____ Extract to read

JONES: Right (laughter).
GROSS: Let's find other ways of meeting gay boys.
JONES: Totally.
GROSS: Yeah.
JONES: Yeah, yeah, yeah. She wasn't like, listen - I'm going to talk to the other moms.
(LAUGHTER)
GROSS: That's right. Let's see if any of their sons are gay.
JONES: And we're going to - let's find someone, and I can meet him. Maybe we go out for, like, a group dinner. Yeah, there was...
GROSS: (Laughter).
JONES: You know, which is totally what I would do now. You know, I would totally be like, I am going to find - we're going to matchmake you, you know. No, there's not that. So - and yeah, so - but I don't stop, right? Like, I don't - you see, like, I do not give up. I do not take America's, like, no to my identity for an answer. And so I just - I keep trying, and I keep getting angrier. I think you begin to see, particularly in high school, this silence kind of making space for anger. And so by the time I was in college, I was, like, gay as hell and mad as hell.
(LAUGHTER)
GROSS: So you grew up in Texas with a single mother. She had two jobs, so you'd spend part of each summer in Memphis with your grandmother. Your mother was Buddhist and chanted nam-myoho-renge-kyo. And what's the name of the form of Buddhism that she practiced?
JONES: She practiced with the Soka Gakkai.

________

### Tasks
1. From the interview excerpt, return the passage starting with "GROSS: (Laughter)." and going on through "that she practiced?".
2. According to the interview excerpt, what Buddhist organization did Jones's mother practice with?
3. Continue the interview excerpt, picking up after its final line.

____ Data provided

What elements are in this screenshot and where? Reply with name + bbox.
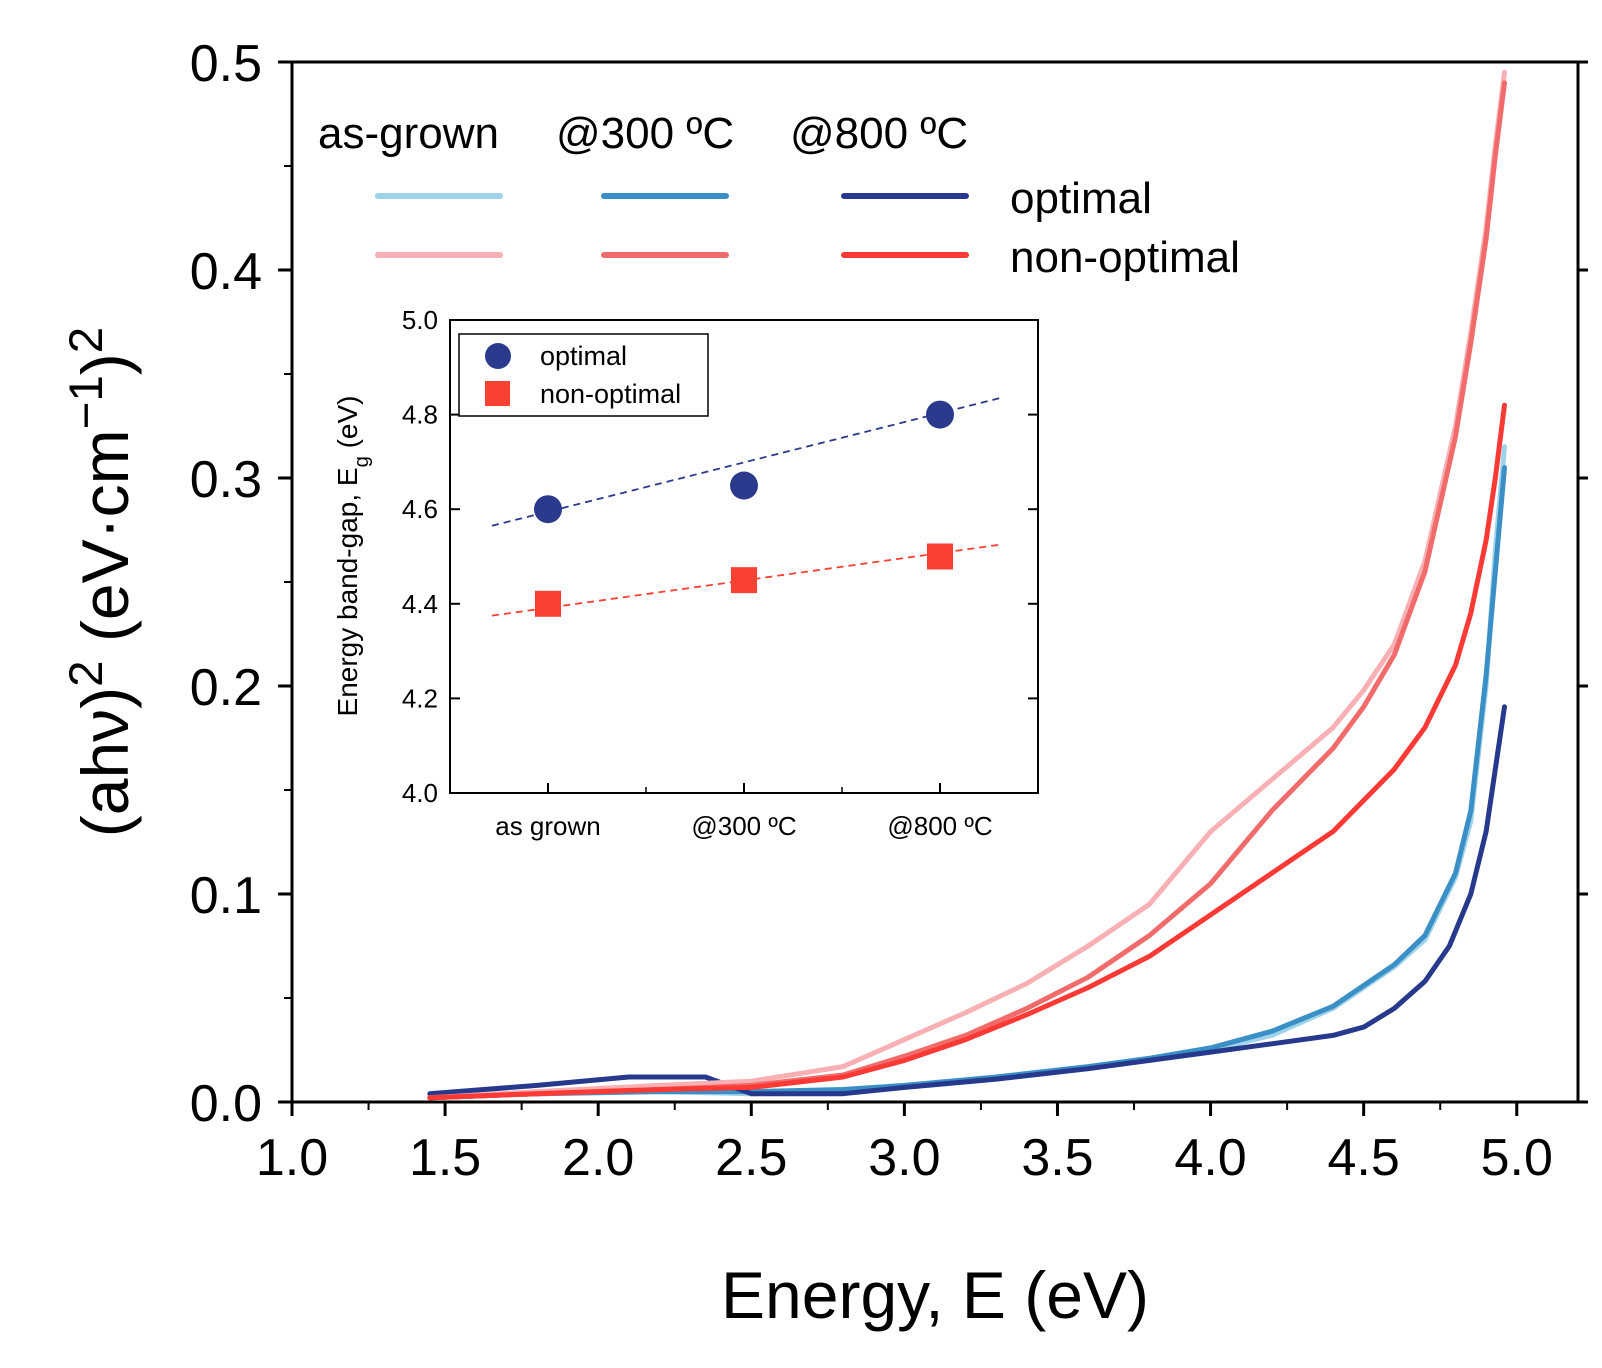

________

### The results
1.
GROSS: (Laughter).
JONES: You know, which is totally what I would do now. You know, I would totally be like, I am going to find - we're going to matchmake you, you know. No, there's not that. So - and yeah, so - but I don't stop, right? Like, I don't - you see, like, I do not give up. I do not take America's, like, no to my identity for an answer. And so I just - I keep trying, and I keep getting angrier. I think you begin to see, particularly in high school, this silence kind of making space for anger. And so by the time I was in college, I was, like, gay as hell and mad as hell.
(LAUGHTER)
GROSS: So you grew up in Texas with a single mother. She had two jobs, so you'd spend part of each summer in Memphis with your grandmother. Your mother was Buddhist and chanted nam-myoho-renge-kyo. And what's the name of the form of Buddhism that she practiced?

2. The Soka Gakkai.

3.
GROSS: Thank you. And so she taught you to chant nam-myoho-renge-kyo. So you were visiting your grandmother, who at this point was going to a different church than the one she used to take you to. And there was a visiting evangelical pastor who was preaching hell and damnation. And one day after the sermon, when people were invited down to the pulpit, your grandmother took you to the pulpit and told the preacher that your mother was Buddhist. Would you describe the preacher's reaction?
JONES: Sure. I'd never spoken to him. He certainly didn't know my mom. But he just, like, nodded, like that was all he needed to know. And he just started praying - really, cursing my mother. And it was basically like, you know, God make her suffer. You know, put all your ailments and plagues on her, so she suffers so much that she comes back to the church and brings her son with him. That was the prayer (laughter).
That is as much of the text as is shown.